— Start of Input data —

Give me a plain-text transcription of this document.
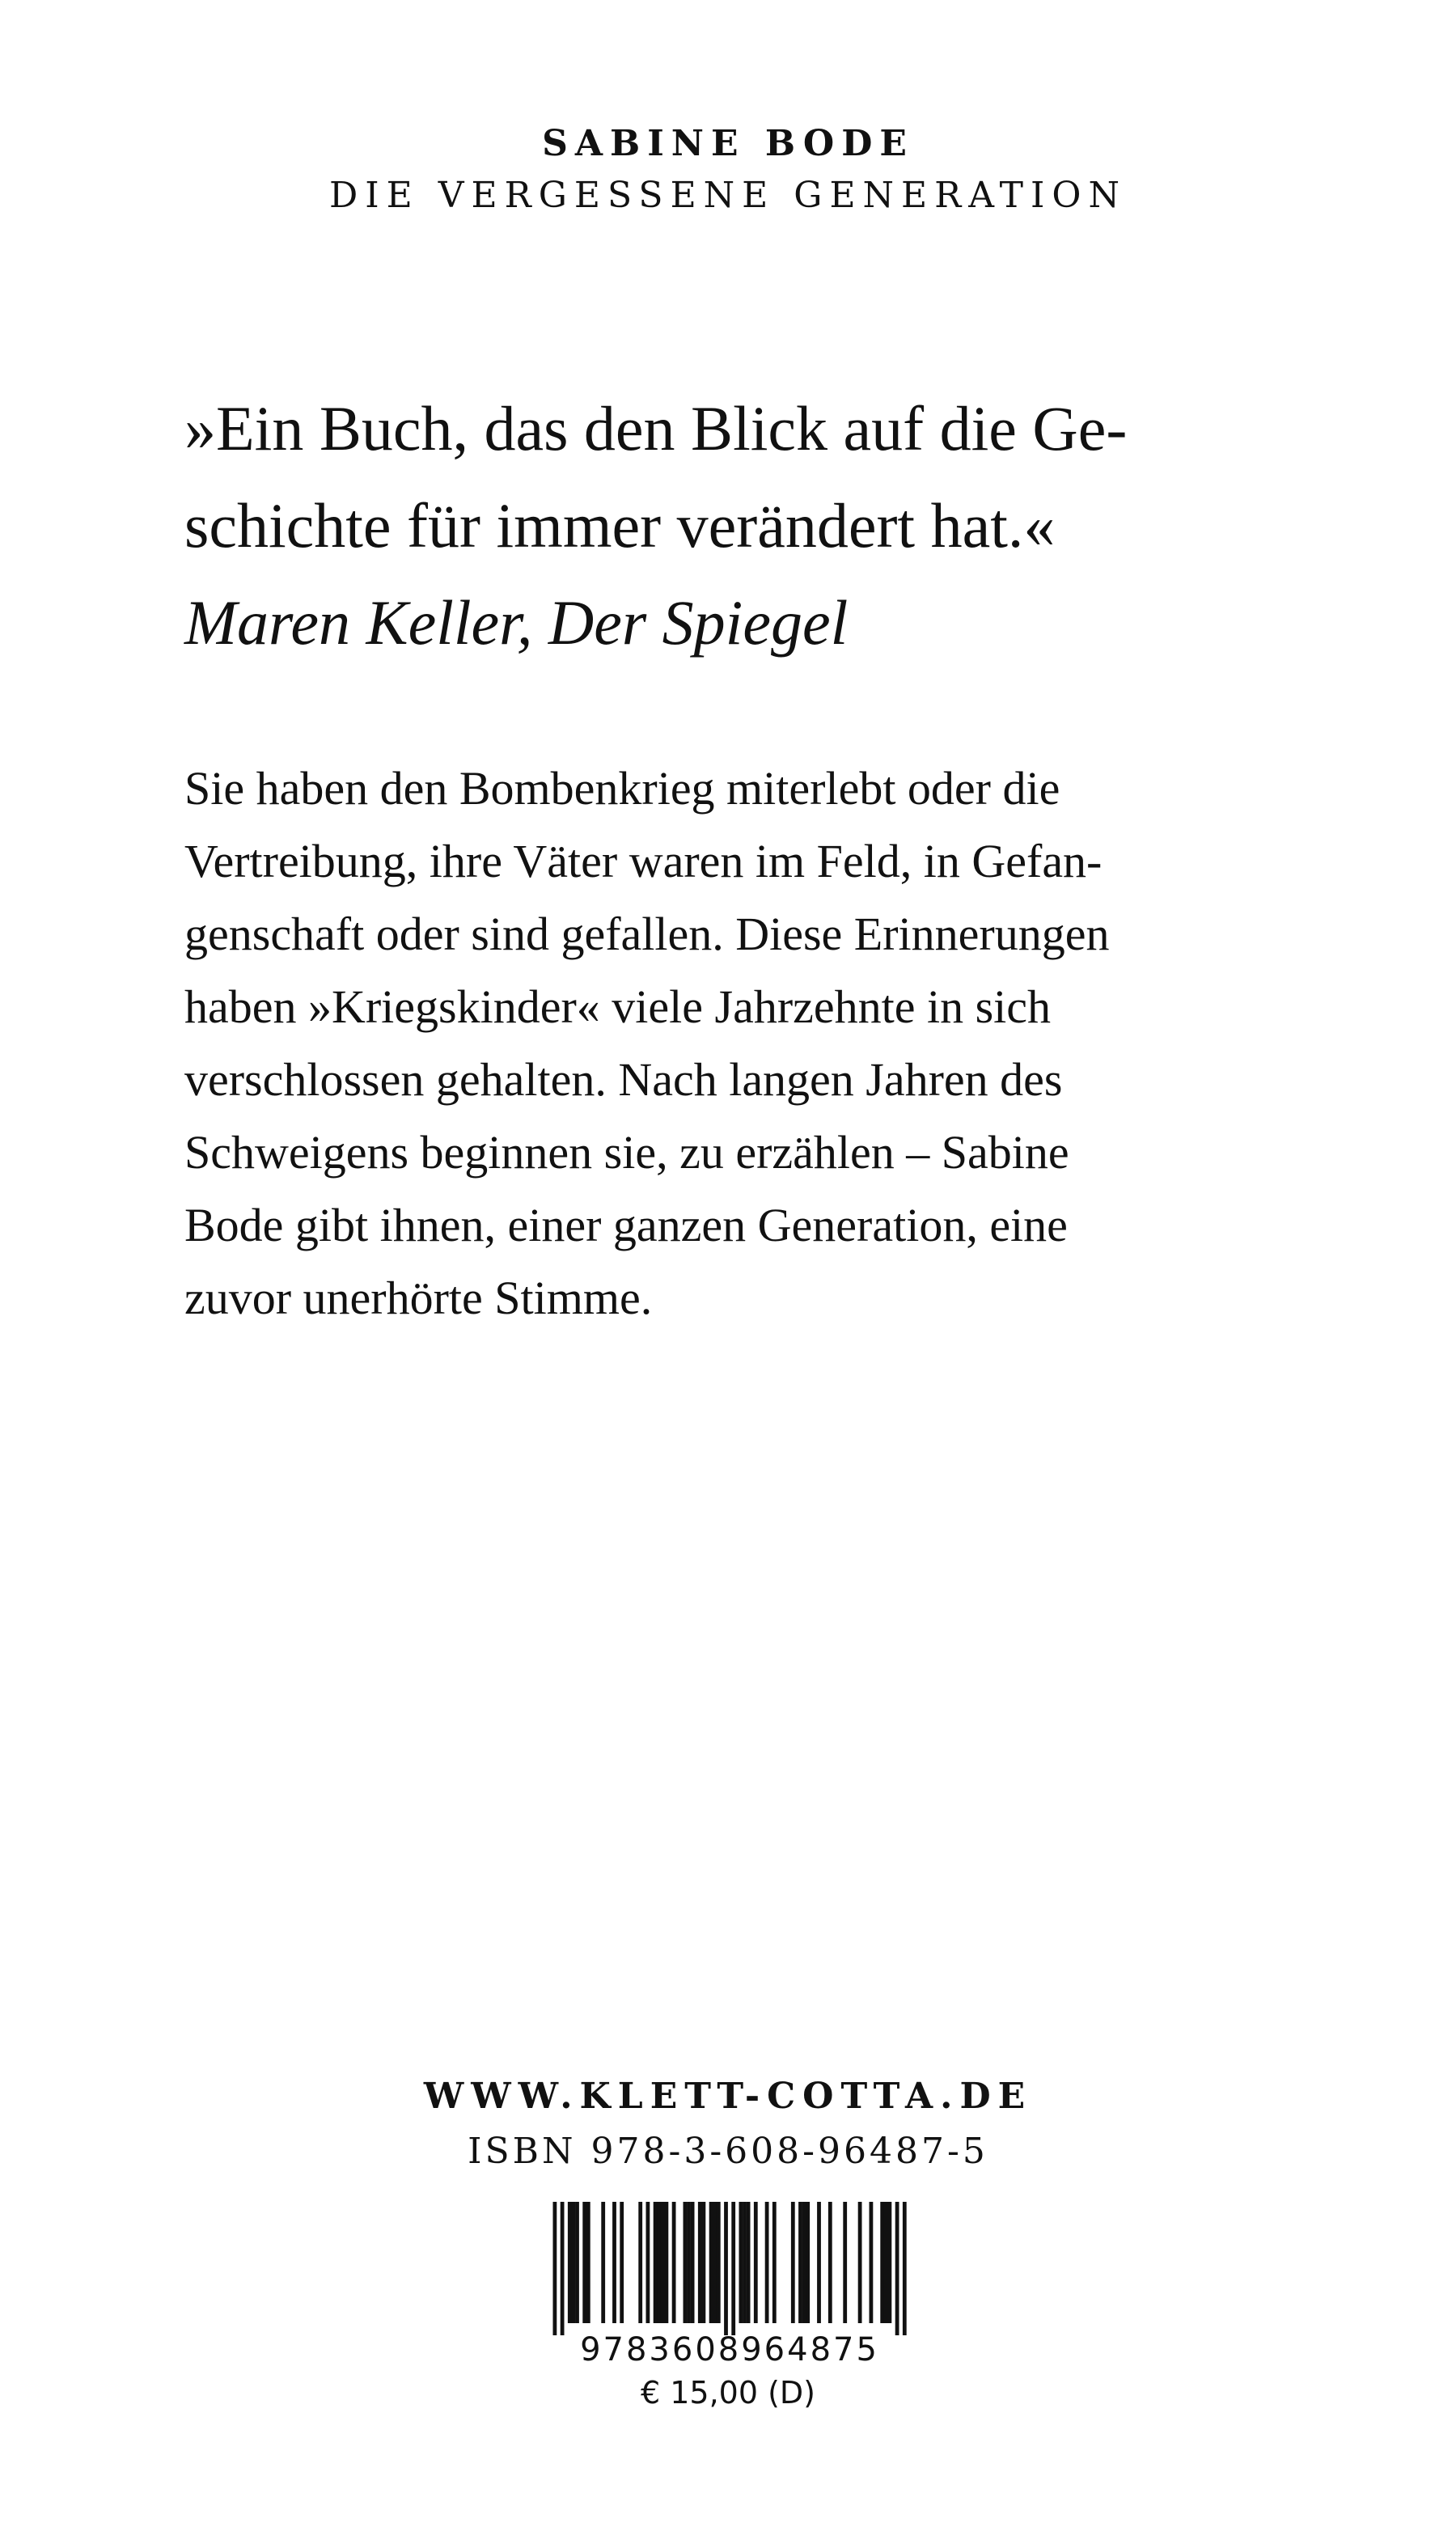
SABINE BODE
DIE VERGESSENE GENERATION
»Ein Buch, das den Blick auf die Ge-
schichte für immer verändert hat.«
Maren Keller, Der Spiegel
Sie haben den Bombenkrieg miterlebt oder die
Vertreibung, ihre Väter waren im Feld, in Gefan-
genschaft oder sind gefallen. Diese Erinnerungen
haben »Kriegskinder« viele Jahrzehnte in sich
verschlossen gehalten. Nach langen Jahren des
Schweigens beginnen sie, zu erzählen – Sabine
Bode gibt ihnen, einer ganzen Generation, eine
zuvor unerhörte Stimme.
WWW.KLETT-COTTA.DE
ISBN 978-3-608-96487-5
9783608964875
€ 15,00 (D)
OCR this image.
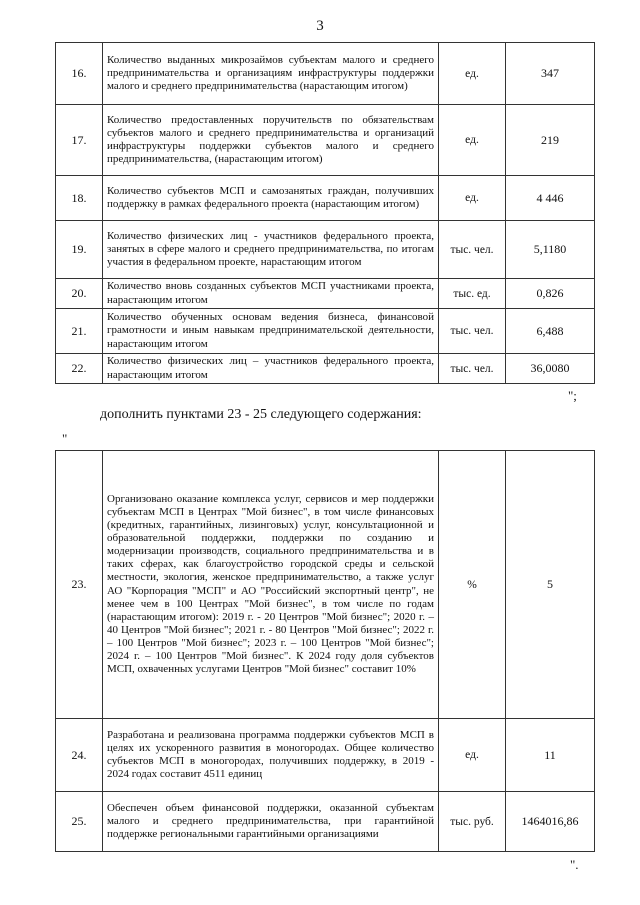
3
16.	Количество выданных микрозаймов субъектам малого и среднего предпринимательства и организациям инфраструктуры поддержки малого и среднего предпринимательства (нарастающим итогом)	ед.	347
17.	Количество предоставленных поручительств по обязательствам субъектов малого и среднего предпринимательства и организаций инфраструктуры поддержки субъектов малого и среднего предпринимательства, (нарастающим итогом)	ед.	219
18.	Количество субъектов МСП и самозанятых граждан, получивших поддержку в рамках федерального проекта (нарастающим итогом)	ед.	4 446
19.	Количество физических лиц - участников федерального проекта, занятых в сфере малого и среднего предпринимательства, по итогам участия в федеральном проекте, нарастающим итогом	тыс. чел.	5,1180
20.	Количество вновь созданных субъектов МСП участниками проекта, нарастающим итогом	тыс. ед.	0,826
21.	Количество обученных основам ведения бизнеса, финансовой грамотности и иным навыкам предпринимательской деятельности, нарастающим итогом	тыс. чел.	6,488
22.	Количество физических лиц – участников федерального проекта, нарастающим итогом	тыс. чел.	36,0080
";
дополнить пунктами 23 - 25 следующего содержания:
"
23.	Организовано оказание комплекса услуг, сервисов и мер поддержки субъектам МСП в Центрах "Мой бизнес", в том числе финансовых (кредитных, гарантийных, лизинговых) услуг, консультационной и образовательной поддержки, поддержки по созданию и модернизации производств, социального предпринимательства и в таких сферах, как благоустройство городской среды и сельской местности, экология, женское предпринимательство, а также услуг АО "Корпорация "МСП" и АО "Российский экспортный центр", не менее чем в 100 Центрах "Мой бизнес", в том числе по годам (нарастающим итогом): 2019 г. - 20 Центров "Мой бизнес"; 2020 г. – 40 Центров "Мой бизнес"; 2021 г. - 80 Центров "Мой бизнес"; 2022 г. – 100 Центров "Мой бизнес"; 2023 г. – 100 Центров "Мой бизнес"; 2024 г. – 100 Центров "Мой бизнес". К 2024 году доля субъектов МСП, охваченных услугами Центров "Мой бизнес" составит 10%	%	5
24.	Разработана и реализована программа поддержки субъектов МСП в целях их ускоренного развития в моногородах. Общее количество субъектов МСП в моногородах, получивших поддержку, в 2019 - 2024 годах составит 4511 единиц	ед.	11
25.	Обеспечен объем финансовой поддержки, оказанной субъектам малого и среднего предпринимательства, при гарантийной поддержке региональными гарантийными организациями	тыс. руб.	1464016,86
".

— End of Input data —

▸ **Given exercise**:
Copy out each line of the data containing the string "составит".

▸ **Solution below**:
23.	Организовано оказание комплекса услуг, сервисов и мер поддержки субъектам МСП в Центрах "Мой бизнес", в том числе финансовых (кредитных, гарантийных, лизинговых) услуг, консультационной и образовательной поддержки, поддержки по созданию и модернизации производств, социального предпринимательства и в таких сферах, как благоустройство городской среды и сельской местности, экология, женское предпринимательство, а также услуг АО "Корпорация "МСП" и АО "Российский экспортный центр", не менее чем в 100 Центрах "Мой бизнес", в том числе по годам (нарастающим итогом): 2019 г. - 20 Центров "Мой бизнес"; 2020 г. – 40 Центров "Мой бизнес"; 2021 г. - 80 Центров "Мой бизнес"; 2022 г. – 100 Центров "Мой бизнес"; 2023 г. – 100 Центров "Мой бизнес"; 2024 г. – 100 Центров "Мой бизнес". К 2024 году доля субъектов МСП, охваченных услугами Центров "Мой бизнес" составит 10%	%	5
24.	Разработана и реализована программа поддержки субъектов МСП в целях их ускоренного развития в моногородах. Общее количество субъектов МСП в моногородах, получивших поддержку, в 2019 - 2024 годах составит 4511 единиц	ед.	11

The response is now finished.